Records from a collection:
--- start ---

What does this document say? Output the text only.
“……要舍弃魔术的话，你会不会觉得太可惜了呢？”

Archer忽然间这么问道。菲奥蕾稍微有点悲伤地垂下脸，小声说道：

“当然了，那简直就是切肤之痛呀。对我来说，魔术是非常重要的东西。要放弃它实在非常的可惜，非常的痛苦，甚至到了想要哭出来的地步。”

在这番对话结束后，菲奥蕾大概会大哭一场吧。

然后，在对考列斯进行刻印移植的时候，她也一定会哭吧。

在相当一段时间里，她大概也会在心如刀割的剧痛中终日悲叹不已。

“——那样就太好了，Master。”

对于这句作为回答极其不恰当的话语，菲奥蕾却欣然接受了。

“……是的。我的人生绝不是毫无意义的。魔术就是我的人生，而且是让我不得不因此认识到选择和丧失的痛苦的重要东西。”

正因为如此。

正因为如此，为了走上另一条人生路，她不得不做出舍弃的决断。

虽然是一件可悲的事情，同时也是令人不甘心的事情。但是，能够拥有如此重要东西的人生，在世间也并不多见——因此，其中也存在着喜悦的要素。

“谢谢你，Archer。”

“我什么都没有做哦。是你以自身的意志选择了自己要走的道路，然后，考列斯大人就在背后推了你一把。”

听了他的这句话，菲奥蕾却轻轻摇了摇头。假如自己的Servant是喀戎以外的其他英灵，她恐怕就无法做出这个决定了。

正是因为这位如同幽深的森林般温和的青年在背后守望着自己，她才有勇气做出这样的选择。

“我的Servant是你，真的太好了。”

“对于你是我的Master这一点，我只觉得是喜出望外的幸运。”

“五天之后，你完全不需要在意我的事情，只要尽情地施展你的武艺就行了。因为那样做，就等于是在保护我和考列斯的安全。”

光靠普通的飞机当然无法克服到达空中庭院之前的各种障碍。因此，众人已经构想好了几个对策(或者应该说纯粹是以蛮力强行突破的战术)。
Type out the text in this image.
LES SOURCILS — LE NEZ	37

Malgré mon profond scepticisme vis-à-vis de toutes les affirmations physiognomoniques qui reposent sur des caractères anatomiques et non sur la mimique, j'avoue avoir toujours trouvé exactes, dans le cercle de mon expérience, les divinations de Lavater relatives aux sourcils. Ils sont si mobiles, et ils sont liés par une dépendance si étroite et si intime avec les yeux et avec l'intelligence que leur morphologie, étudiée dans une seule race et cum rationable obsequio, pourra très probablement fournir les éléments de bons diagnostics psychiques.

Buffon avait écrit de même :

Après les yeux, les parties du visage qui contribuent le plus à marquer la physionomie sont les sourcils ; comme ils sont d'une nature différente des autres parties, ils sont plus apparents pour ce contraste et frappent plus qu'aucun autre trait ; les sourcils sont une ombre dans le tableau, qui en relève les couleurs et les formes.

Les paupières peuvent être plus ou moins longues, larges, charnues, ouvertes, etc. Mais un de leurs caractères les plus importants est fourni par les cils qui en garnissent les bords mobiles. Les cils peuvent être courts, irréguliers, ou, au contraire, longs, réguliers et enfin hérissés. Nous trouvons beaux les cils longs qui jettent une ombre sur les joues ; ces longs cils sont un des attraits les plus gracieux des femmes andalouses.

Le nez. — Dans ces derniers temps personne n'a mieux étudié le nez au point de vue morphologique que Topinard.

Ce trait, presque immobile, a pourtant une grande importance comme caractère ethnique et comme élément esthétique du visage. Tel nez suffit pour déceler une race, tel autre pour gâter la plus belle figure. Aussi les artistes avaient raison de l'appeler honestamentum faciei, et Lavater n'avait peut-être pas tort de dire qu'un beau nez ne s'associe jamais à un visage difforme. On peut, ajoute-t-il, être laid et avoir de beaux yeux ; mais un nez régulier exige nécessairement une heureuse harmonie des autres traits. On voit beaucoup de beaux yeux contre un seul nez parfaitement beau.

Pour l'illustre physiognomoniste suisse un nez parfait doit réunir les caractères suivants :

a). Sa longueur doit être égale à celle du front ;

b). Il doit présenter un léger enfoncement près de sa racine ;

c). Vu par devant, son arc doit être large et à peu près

--- end ---

- Your task:
Copy every line of the listing where the word "mobiles" appears.

- Response below:
Malgré mon profond scepticisme vis-à-vis de toutes les affirmations physiognomoniques qui reposent sur des caractères anatomiques et non sur la mimique, j'avoue avoir toujours trouvé exactes, dans le cercle de mon expérience, les divinations de Lavater relatives aux sourcils. Ils sont si mobiles, et ils sont liés par une dépendance si étroite et si intime avec les yeux et avec l'intelligence que leur morphologie, étudiée dans une seule race et cum rationable obsequio, pourra très probablement fournir les éléments de bons diagnostics psychiques.
Les paupières peuvent être plus ou moins longues, larges, charnues, ouvertes, etc. Mais un de leurs caractères les plus importants est fourni par les cils qui en garnissent les bords mobiles. Les cils peuvent être courts, irréguliers, ou, au contraire, longs, réguliers et enfin hérissés. Nous trouvons beaux les cils longs qui jettent une ombre sur les joues ; ces longs cils sont un des attraits les plus gracieux des femmes andalouses.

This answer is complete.